Stored records
┏━━

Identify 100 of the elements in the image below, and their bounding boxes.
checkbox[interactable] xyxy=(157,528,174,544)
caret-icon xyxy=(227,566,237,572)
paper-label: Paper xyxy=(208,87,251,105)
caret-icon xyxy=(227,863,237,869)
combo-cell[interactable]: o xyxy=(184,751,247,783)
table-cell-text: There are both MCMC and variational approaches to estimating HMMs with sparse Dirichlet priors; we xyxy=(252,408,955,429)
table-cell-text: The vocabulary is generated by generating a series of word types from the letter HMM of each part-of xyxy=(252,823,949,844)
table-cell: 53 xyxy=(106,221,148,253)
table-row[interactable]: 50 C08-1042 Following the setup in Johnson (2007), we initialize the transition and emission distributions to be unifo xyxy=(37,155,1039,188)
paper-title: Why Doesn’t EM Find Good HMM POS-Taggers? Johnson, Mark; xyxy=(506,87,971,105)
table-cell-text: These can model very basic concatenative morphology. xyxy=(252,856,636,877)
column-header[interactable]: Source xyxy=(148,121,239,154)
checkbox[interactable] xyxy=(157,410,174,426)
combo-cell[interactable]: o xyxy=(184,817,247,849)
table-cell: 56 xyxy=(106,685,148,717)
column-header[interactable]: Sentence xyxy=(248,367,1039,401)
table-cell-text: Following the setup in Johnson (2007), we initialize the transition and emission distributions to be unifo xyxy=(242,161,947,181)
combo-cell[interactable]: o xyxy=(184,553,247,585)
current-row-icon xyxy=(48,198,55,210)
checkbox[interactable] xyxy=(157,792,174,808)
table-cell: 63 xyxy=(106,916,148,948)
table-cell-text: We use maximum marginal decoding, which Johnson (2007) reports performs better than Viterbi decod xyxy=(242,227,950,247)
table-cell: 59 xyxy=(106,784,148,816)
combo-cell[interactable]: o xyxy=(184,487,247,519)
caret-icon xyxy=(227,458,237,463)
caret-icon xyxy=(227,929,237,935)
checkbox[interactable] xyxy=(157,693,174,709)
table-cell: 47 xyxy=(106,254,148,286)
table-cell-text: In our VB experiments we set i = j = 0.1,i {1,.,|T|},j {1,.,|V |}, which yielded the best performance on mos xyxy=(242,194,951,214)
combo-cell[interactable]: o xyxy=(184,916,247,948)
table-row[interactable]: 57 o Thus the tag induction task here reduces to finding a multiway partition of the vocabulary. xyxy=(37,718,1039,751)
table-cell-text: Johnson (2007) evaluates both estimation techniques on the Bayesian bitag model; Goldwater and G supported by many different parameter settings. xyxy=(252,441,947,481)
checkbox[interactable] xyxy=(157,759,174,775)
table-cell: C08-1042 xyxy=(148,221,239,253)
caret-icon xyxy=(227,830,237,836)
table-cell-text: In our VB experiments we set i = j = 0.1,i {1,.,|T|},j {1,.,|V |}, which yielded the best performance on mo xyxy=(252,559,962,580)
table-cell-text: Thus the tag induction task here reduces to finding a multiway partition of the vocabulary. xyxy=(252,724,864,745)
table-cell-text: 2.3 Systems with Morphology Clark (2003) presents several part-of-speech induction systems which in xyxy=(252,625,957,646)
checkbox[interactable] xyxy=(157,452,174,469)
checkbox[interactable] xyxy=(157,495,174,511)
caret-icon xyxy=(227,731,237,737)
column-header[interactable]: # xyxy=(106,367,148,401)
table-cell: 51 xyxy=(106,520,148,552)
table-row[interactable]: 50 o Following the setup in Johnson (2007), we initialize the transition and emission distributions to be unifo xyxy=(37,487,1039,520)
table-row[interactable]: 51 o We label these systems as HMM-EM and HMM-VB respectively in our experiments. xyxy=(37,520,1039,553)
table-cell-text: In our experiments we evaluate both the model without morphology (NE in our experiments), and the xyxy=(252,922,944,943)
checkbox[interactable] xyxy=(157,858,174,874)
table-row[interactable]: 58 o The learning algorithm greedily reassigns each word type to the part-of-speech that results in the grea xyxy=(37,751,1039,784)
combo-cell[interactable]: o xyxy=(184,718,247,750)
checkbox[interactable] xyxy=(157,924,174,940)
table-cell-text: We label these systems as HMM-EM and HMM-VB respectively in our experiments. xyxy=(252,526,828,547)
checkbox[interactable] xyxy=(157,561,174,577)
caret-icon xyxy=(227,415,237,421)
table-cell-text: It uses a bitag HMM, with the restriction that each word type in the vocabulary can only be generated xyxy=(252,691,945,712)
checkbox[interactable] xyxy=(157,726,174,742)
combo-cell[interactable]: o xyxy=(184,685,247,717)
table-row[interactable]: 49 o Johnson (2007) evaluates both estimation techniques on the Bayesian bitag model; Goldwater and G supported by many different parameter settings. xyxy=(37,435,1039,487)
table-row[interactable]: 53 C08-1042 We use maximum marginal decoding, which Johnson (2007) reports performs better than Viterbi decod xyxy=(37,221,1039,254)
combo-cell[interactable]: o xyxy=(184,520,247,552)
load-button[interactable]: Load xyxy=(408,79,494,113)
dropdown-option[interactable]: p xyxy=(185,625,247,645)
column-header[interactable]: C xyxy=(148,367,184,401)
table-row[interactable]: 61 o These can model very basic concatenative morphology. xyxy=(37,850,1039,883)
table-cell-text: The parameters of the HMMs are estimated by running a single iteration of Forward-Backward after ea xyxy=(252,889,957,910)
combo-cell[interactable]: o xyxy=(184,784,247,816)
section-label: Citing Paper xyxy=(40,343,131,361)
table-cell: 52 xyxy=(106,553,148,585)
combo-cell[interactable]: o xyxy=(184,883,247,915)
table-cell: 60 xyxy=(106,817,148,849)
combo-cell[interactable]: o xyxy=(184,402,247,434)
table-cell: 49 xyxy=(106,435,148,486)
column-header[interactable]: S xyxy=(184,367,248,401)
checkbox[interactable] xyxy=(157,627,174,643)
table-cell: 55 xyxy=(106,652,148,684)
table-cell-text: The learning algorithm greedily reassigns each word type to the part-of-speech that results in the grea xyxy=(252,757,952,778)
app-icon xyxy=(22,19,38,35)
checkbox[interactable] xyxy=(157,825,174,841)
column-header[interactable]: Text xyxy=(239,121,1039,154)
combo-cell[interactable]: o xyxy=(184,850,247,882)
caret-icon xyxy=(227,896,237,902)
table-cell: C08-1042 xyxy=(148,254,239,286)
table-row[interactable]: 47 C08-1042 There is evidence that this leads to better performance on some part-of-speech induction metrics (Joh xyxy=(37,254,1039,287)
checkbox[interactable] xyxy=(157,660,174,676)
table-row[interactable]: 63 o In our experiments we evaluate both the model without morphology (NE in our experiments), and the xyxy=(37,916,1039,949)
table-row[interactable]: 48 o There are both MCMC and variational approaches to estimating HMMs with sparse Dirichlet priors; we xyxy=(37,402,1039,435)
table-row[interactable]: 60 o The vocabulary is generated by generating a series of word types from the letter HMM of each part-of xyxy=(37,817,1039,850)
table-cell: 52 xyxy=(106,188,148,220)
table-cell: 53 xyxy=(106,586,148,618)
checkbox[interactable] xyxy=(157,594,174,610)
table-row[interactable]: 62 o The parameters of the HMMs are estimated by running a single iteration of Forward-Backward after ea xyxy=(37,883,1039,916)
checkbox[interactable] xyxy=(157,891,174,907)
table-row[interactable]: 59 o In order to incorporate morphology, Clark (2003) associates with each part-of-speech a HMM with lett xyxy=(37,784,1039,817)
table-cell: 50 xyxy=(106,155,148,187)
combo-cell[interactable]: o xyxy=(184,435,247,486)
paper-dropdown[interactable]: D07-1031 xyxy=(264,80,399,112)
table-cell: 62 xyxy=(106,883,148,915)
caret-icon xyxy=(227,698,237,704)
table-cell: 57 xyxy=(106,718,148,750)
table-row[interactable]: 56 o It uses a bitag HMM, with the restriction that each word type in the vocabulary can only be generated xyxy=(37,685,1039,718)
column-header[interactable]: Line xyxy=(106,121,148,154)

┗━━

■ **Aim of the exercise**:
Quote verbatim everything from the beginning of the material down to the line containing "caret-icon xyxy=(227,863,237,869)", with both ends included.

■ **Completed exercise**:
Identify 100 of the elements in the image below, and their bounding boxes.
checkbox[interactable] xyxy=(157,528,174,544)
caret-icon xyxy=(227,566,237,572)
paper-label: Paper xyxy=(208,87,251,105)
caret-icon xyxy=(227,863,237,869)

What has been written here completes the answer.